» **Data supplied**
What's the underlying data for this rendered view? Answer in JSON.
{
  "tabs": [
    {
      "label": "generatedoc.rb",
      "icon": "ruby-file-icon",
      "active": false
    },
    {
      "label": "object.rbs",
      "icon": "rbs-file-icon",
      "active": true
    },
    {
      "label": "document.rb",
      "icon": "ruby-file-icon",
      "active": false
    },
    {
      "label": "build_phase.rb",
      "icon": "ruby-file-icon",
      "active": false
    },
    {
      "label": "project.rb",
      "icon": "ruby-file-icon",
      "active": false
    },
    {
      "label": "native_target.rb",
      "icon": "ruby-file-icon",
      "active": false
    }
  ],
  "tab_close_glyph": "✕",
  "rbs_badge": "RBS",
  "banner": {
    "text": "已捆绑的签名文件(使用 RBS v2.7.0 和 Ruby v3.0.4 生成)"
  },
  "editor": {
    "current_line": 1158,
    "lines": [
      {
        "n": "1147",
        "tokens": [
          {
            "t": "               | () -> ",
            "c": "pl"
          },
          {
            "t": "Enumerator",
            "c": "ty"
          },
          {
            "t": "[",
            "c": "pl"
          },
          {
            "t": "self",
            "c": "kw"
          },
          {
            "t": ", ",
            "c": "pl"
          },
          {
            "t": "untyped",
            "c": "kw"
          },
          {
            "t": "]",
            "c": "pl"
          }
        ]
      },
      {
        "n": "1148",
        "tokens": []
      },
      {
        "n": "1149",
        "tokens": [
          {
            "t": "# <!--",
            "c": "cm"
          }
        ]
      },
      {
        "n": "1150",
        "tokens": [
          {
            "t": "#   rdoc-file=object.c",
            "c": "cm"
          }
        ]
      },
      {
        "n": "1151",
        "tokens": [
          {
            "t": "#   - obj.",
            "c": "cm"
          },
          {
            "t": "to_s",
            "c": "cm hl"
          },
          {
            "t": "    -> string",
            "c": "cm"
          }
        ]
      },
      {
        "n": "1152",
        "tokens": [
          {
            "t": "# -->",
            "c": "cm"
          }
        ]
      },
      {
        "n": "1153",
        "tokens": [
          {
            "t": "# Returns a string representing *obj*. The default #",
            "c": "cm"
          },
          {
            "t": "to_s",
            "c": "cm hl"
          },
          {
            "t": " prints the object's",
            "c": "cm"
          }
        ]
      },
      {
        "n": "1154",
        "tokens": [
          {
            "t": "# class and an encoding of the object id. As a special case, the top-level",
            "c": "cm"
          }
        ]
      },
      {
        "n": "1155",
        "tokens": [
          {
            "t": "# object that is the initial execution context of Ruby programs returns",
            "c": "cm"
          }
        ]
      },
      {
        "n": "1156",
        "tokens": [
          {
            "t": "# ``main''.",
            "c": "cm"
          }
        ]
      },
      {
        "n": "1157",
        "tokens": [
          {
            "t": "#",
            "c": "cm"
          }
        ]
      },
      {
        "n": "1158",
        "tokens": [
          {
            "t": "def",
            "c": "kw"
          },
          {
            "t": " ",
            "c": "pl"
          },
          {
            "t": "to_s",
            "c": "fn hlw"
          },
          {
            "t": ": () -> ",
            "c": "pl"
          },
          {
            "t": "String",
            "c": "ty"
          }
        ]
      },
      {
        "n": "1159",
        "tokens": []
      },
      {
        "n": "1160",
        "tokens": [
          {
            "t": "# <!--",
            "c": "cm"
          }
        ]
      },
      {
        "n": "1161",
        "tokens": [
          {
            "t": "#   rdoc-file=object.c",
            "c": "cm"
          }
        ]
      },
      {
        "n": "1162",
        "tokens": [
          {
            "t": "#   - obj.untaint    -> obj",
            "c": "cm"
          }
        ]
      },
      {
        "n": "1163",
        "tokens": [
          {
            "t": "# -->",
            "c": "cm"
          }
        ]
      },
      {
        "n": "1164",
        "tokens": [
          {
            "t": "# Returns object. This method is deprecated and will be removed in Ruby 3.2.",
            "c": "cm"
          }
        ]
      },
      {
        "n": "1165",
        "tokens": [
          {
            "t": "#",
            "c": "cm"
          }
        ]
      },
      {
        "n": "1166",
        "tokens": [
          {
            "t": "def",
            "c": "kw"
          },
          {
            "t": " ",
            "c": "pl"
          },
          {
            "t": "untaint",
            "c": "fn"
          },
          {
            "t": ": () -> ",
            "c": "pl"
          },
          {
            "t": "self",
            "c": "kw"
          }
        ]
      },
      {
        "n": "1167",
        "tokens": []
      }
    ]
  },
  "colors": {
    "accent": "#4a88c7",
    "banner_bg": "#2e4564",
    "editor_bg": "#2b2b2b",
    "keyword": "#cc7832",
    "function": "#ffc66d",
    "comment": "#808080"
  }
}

» **Task to complete**
Scan the lines above for "label", then copy every one that has it.

» **Solved exercise**
      "label": "generatedoc.rb",
      "label": "object.rbs",
      "label": "document.rb",
      "label": "build_phase.rb",
      "label": "project.rb",
      "label": "native_target.rb",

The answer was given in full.